§ Objective
Please repeat all of the lines that follow, exactly as written.

═════ Material shown ═════

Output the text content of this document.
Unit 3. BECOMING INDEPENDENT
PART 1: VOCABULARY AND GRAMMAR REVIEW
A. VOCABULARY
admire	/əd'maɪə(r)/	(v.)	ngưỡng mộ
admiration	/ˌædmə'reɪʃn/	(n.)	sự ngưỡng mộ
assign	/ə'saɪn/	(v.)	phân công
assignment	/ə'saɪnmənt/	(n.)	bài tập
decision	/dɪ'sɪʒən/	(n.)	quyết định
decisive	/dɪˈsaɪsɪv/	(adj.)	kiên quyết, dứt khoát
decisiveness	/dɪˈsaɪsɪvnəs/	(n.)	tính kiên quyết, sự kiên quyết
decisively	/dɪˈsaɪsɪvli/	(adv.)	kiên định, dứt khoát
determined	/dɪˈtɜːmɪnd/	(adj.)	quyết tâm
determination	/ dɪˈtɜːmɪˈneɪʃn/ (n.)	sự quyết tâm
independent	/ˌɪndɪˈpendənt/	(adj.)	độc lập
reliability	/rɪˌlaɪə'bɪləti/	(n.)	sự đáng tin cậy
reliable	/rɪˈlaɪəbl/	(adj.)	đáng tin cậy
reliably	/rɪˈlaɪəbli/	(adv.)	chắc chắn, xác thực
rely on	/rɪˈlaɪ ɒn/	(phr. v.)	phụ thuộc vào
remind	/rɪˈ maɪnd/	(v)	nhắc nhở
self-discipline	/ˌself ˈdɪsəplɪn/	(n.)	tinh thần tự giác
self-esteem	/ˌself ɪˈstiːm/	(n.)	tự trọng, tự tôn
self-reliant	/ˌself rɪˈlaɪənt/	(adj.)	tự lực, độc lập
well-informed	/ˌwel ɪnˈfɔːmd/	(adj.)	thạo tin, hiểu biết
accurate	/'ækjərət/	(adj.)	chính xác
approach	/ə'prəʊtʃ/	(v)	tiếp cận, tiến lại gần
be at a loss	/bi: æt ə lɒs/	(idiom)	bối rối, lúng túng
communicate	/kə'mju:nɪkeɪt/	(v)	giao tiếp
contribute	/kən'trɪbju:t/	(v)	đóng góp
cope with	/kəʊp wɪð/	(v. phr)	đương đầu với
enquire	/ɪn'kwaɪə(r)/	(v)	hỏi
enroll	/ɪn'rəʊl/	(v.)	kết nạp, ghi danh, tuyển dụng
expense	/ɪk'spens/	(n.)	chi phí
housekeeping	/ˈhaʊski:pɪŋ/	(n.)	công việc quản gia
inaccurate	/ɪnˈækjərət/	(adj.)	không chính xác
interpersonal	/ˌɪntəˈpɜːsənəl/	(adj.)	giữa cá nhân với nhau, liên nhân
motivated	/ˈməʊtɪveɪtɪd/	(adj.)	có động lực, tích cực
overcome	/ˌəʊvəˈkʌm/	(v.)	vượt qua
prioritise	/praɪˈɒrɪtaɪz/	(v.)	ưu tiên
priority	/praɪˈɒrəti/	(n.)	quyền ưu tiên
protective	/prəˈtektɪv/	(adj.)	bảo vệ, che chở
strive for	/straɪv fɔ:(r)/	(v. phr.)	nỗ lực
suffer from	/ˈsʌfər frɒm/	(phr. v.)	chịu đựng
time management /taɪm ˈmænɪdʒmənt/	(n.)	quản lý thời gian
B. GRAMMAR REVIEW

═════

§ The answer
Output the text content of this document.
Unit 3. BECOMING INDEPENDENT
PART 1: VOCABULARY AND GRAMMAR REVIEW
A. VOCABULARY
admire	/əd'maɪə(r)/	(v.)	ngưỡng mộ
admiration	/ˌædmə'reɪʃn/	(n.)	sự ngưỡng mộ
assign	/ə'saɪn/	(v.)	phân công
assignment	/ə'saɪnmənt/	(n.)	bài tập
decision	/dɪ'sɪʒən/	(n.)	quyết định
decisive	/dɪˈsaɪsɪv/	(adj.)	kiên quyết, dứt khoát
decisiveness	/dɪˈsaɪsɪvnəs/	(n.)	tính kiên quyết, sự kiên quyết
decisively	/dɪˈsaɪsɪvli/	(adv.)	kiên định, dứt khoát
determined	/dɪˈtɜːmɪnd/	(adj.)	quyết tâm
determination	/ dɪˈtɜːmɪˈneɪʃn/ (n.)	sự quyết tâm
independent	/ˌɪndɪˈpendənt/	(adj.)	độc lập
reliability	/rɪˌlaɪə'bɪləti/	(n.)	sự đáng tin cậy
reliable	/rɪˈlaɪəbl/	(adj.)	đáng tin cậy
reliably	/rɪˈlaɪəbli/	(adv.)	chắc chắn, xác thực
rely on	/rɪˈlaɪ ɒn/	(phr. v.)	phụ thuộc vào
remind	/rɪˈ maɪnd/	(v)	nhắc nhở
self-discipline	/ˌself ˈdɪsəplɪn/	(n.)	tinh thần tự giác
self-esteem	/ˌself ɪˈstiːm/	(n.)	tự trọng, tự tôn
self-reliant	/ˌself rɪˈlaɪənt/	(adj.)	tự lực, độc lập
well-informed	/ˌwel ɪnˈfɔːmd/	(adj.)	thạo tin, hiểu biết
accurate	/'ækjərət/	(adj.)	chính xác
approach	/ə'prəʊtʃ/	(v)	tiếp cận, tiến lại gần
be at a loss	/bi: æt ə lɒs/	(idiom)	bối rối, lúng túng
communicate	/kə'mju:nɪkeɪt/	(v)	giao tiếp
contribute	/kən'trɪbju:t/	(v)	đóng góp
cope with	/kəʊp wɪð/	(v. phr)	đương đầu với
enquire	/ɪn'kwaɪə(r)/	(v)	hỏi
enroll	/ɪn'rəʊl/	(v.)	kết nạp, ghi danh, tuyển dụng
expense	/ɪk'spens/	(n.)	chi phí
housekeeping	/ˈhaʊski:pɪŋ/	(n.)	công việc quản gia
inaccurate	/ɪnˈækjərət/	(adj.)	không chính xác
interpersonal	/ˌɪntəˈpɜːsənəl/	(adj.)	giữa cá nhân với nhau, liên nhân
motivated	/ˈməʊtɪveɪtɪd/	(adj.)	có động lực, tích cực
overcome	/ˌəʊvəˈkʌm/	(v.)	vượt qua
prioritise	/praɪˈɒrɪtaɪz/	(v.)	ưu tiên
priority	/praɪˈɒrəti/	(n.)	quyền ưu tiên
protective	/prəˈtektɪv/	(adj.)	bảo vệ, che chở
strive for	/straɪv fɔ:(r)/	(v. phr.)	nỗ lực
suffer from	/ˈsʌfər frɒm/	(phr. v.)	chịu đựng
time management /taɪm ˈmænɪdʒmənt/	(n.)	quản lý thời gian
B. GRAMMAR REVIEW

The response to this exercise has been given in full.